(Dataset entries on figures)
★ ★ ★

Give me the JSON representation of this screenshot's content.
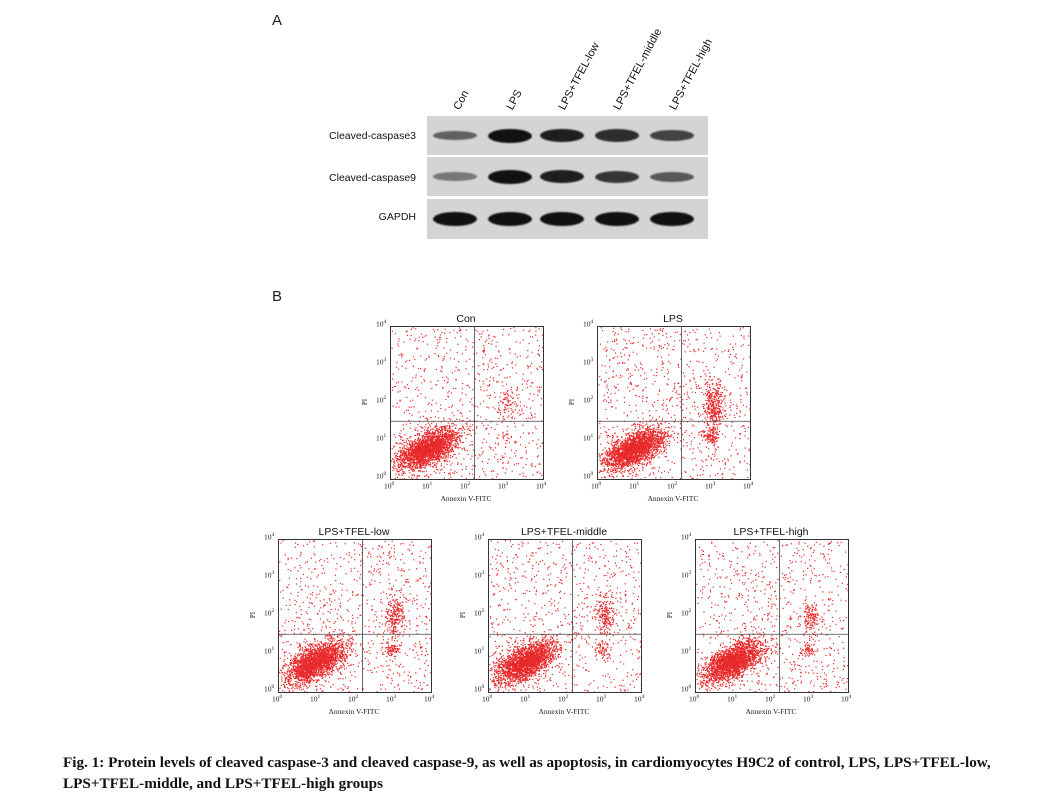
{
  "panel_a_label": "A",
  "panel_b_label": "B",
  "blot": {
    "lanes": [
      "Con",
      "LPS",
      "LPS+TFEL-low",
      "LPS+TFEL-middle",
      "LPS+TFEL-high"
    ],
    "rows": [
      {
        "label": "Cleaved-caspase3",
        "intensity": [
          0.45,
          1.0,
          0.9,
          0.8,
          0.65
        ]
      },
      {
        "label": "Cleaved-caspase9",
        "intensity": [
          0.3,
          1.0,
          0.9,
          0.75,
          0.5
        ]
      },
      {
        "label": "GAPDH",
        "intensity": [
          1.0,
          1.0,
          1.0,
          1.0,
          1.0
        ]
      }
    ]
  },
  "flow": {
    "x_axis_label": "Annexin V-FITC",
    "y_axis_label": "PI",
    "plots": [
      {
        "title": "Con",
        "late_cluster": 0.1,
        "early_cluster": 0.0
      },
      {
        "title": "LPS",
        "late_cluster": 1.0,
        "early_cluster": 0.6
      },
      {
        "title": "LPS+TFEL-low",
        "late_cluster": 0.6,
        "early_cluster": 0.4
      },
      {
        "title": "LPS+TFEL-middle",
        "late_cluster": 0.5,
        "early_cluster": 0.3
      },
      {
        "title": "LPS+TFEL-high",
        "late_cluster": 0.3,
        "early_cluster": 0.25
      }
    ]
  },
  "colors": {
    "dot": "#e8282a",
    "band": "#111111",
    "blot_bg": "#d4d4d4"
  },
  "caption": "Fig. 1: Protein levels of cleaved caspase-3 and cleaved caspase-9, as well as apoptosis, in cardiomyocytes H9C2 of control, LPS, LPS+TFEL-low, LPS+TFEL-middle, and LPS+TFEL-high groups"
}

★ ★ ★

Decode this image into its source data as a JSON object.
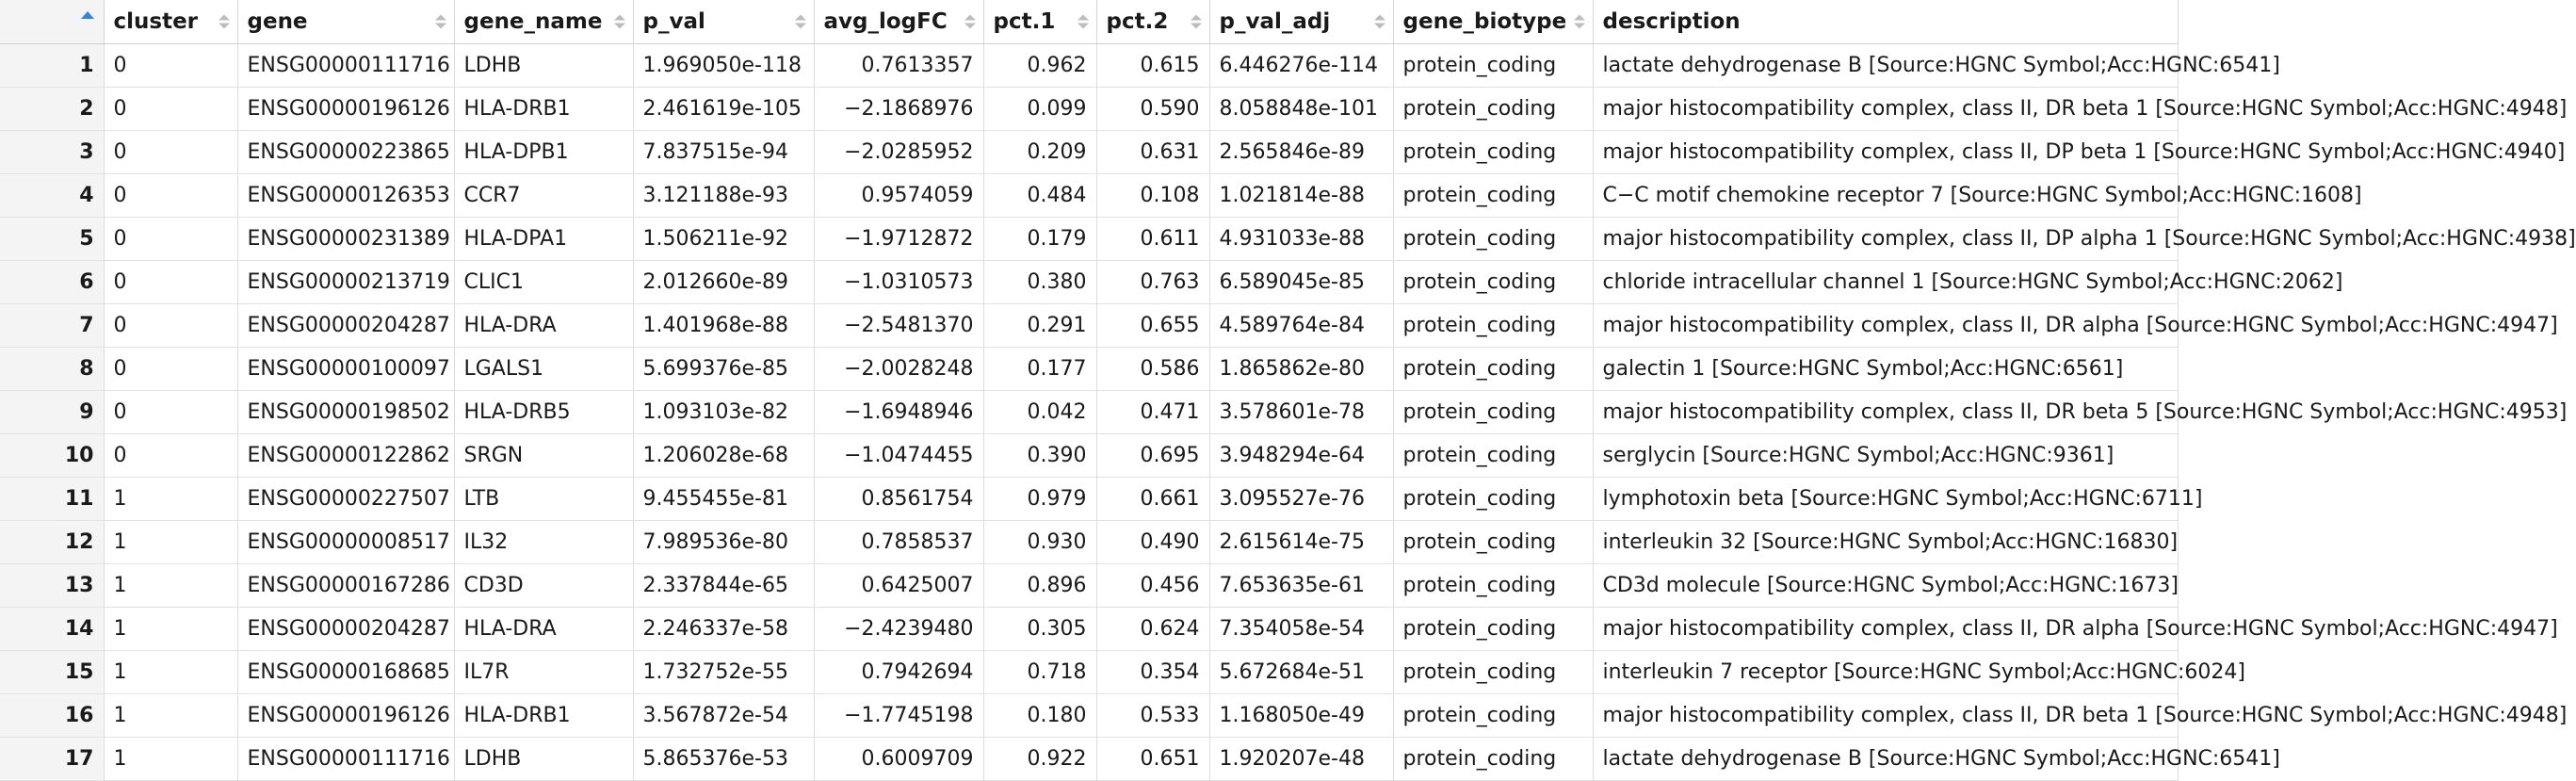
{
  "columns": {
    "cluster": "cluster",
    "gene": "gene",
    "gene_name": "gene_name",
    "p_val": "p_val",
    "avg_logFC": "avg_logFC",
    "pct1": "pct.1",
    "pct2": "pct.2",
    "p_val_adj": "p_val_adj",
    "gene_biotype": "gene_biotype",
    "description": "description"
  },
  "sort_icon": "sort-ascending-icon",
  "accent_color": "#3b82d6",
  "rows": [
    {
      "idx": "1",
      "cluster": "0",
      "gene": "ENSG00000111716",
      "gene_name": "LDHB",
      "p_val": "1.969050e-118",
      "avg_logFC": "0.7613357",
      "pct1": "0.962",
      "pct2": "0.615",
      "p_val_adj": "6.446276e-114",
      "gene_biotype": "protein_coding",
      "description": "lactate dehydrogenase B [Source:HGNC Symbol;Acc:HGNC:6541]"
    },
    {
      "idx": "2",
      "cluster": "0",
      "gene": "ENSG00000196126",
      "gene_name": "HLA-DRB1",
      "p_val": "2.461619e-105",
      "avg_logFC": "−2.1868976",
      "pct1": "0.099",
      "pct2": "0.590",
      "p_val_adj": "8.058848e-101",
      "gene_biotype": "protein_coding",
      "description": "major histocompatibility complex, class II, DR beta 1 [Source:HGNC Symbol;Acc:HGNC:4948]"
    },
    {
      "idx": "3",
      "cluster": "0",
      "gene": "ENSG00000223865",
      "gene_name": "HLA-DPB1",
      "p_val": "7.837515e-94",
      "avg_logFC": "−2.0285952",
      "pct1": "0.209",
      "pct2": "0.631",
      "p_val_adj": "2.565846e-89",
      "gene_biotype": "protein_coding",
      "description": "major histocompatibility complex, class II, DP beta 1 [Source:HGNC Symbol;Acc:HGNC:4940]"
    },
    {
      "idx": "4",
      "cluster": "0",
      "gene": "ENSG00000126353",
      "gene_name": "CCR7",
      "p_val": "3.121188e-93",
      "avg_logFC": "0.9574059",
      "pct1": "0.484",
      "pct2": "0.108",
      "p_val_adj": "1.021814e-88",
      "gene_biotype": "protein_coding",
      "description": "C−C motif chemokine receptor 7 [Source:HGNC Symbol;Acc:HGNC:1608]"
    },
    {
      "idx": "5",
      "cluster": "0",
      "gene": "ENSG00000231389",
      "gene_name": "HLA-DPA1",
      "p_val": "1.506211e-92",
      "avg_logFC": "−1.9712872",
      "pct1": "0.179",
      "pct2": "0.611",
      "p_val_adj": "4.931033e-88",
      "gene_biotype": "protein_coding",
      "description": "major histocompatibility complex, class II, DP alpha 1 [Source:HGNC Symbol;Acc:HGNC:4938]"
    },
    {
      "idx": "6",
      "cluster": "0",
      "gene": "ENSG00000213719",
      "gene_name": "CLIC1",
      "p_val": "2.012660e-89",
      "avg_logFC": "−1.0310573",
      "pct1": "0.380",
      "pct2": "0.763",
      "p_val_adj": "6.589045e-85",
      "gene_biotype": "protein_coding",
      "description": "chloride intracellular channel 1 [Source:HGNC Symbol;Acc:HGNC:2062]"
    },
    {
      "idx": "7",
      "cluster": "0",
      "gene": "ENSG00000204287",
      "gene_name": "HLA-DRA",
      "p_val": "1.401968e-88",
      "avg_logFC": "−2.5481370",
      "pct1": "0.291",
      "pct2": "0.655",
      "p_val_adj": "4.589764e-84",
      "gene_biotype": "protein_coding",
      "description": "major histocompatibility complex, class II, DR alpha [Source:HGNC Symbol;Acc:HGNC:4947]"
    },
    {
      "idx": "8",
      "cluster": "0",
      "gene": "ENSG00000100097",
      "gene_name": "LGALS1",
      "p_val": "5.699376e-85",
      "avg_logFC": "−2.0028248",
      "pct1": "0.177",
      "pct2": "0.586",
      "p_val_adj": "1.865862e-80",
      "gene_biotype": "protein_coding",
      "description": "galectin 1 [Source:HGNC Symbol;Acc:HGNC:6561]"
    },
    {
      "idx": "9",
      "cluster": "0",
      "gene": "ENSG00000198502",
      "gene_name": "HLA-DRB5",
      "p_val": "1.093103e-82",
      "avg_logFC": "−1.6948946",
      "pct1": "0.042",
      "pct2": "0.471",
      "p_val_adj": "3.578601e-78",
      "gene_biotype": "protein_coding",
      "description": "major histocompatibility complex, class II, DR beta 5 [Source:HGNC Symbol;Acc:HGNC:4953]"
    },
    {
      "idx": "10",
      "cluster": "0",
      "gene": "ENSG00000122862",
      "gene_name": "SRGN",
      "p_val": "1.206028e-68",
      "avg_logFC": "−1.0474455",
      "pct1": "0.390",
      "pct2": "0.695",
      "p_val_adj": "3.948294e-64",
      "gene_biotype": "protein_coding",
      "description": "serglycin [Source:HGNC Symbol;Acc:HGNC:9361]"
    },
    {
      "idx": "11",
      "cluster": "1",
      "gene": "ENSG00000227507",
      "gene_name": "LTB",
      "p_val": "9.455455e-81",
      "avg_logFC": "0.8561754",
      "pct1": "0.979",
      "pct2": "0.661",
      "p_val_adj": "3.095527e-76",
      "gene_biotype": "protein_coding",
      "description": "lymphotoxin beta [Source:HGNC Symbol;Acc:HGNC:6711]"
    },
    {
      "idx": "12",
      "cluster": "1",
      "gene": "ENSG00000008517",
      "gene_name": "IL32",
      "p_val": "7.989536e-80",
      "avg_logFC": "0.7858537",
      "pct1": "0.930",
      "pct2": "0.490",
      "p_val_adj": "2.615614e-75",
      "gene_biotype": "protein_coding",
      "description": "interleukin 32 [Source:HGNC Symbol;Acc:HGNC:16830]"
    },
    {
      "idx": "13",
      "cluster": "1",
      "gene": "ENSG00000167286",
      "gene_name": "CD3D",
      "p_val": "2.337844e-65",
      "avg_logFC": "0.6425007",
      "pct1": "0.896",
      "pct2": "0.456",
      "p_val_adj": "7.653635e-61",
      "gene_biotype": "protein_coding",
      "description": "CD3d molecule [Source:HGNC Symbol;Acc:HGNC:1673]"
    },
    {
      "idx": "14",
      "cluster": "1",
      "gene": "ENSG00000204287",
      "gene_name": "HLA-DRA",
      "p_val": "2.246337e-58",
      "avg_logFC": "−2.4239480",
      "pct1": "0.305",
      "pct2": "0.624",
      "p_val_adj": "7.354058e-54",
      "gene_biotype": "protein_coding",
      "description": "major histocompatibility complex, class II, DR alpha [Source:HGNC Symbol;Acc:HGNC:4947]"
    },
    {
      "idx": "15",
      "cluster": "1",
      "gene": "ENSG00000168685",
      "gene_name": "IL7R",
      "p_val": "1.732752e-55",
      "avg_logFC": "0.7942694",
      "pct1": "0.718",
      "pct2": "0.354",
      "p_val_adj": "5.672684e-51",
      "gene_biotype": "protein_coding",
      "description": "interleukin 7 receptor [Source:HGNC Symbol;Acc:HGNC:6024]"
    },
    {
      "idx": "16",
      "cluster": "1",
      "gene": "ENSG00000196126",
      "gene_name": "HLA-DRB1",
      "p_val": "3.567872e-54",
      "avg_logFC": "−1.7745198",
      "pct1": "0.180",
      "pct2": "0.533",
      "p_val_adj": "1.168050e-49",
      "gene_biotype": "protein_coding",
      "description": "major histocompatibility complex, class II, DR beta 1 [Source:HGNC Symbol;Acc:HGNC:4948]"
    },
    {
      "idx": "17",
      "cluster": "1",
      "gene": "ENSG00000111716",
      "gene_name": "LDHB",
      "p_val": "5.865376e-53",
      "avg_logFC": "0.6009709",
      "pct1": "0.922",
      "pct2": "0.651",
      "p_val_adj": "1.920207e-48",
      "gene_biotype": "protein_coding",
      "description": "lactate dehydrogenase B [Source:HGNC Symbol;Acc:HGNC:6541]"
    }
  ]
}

★ ★ ★

## Work to complete
Answer with one number, namely the count of lines in the entries that include the word "major".

## Solved exercise
7